Items:
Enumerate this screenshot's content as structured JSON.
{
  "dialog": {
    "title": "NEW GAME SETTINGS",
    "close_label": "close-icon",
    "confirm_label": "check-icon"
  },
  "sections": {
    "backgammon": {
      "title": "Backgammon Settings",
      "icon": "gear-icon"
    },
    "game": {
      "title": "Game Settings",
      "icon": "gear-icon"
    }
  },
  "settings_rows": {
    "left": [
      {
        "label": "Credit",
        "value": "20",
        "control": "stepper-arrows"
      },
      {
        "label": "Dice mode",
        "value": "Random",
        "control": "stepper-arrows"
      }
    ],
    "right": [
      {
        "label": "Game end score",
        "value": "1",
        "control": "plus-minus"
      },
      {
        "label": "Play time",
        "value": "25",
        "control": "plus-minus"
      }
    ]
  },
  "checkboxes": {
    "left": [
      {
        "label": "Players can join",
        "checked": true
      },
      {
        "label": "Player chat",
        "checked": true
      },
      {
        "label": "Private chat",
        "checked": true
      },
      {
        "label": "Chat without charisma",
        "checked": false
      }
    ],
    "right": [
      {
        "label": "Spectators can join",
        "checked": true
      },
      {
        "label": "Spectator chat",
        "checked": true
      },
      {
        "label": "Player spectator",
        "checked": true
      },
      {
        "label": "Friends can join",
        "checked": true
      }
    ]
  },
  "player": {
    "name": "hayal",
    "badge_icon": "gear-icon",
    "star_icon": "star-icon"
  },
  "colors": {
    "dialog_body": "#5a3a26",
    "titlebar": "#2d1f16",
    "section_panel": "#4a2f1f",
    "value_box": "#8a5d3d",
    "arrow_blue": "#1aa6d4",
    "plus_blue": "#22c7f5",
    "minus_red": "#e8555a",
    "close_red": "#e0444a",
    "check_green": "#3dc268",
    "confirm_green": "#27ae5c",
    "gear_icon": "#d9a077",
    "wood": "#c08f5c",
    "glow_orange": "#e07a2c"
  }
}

The task: Exactly reproduce all of the entries.

Right answer:
Enumerate this screenshot's content as structured JSON.
{
  "dialog": {
    "title": "NEW GAME SETTINGS",
    "close_label": "close-icon",
    "confirm_label": "check-icon"
  },
  "sections": {
    "backgammon": {
      "title": "Backgammon Settings",
      "icon": "gear-icon"
    },
    "game": {
      "title": "Game Settings",
      "icon": "gear-icon"
    }
  },
  "settings_rows": {
    "left": [
      {
        "label": "Credit",
        "value": "20",
        "control": "stepper-arrows"
      },
      {
        "label": "Dice mode",
        "value": "Random",
        "control": "stepper-arrows"
      }
    ],
    "right": [
      {
        "label": "Game end score",
        "value": "1",
        "control": "plus-minus"
      },
      {
        "label": "Play time",
        "value": "25",
        "control": "plus-minus"
      }
    ]
  },
  "checkboxes": {
    "left": [
      {
        "label": "Players can join",
        "checked": true
      },
      {
        "label": "Player chat",
        "checked": true
      },
      {
        "label": "Private chat",
        "checked": true
      },
      {
        "label": "Chat without charisma",
        "checked": false
      }
    ],
    "right": [
      {
        "label": "Spectators can join",
        "checked": true
      },
      {
        "label": "Spectator chat",
        "checked": true
      },
      {
        "label": "Player spectator",
        "checked": true
      },
      {
        "label": "Friends can join",
        "checked": true
      }
    ]
  },
  "player": {
    "name": "hayal",
    "badge_icon": "gear-icon",
    "star_icon": "star-icon"
  },
  "colors": {
    "dialog_body": "#5a3a26",
    "titlebar": "#2d1f16",
    "section_panel": "#4a2f1f",
    "value_box": "#8a5d3d",
    "arrow_blue": "#1aa6d4",
    "plus_blue": "#22c7f5",
    "minus_red": "#e8555a",
    "close_red": "#e0444a",
    "check_green": "#3dc268",
    "confirm_green": "#27ae5c",
    "gear_icon": "#d9a077",
    "wood": "#c08f5c",
    "glow_orange": "#e07a2c"
  }
}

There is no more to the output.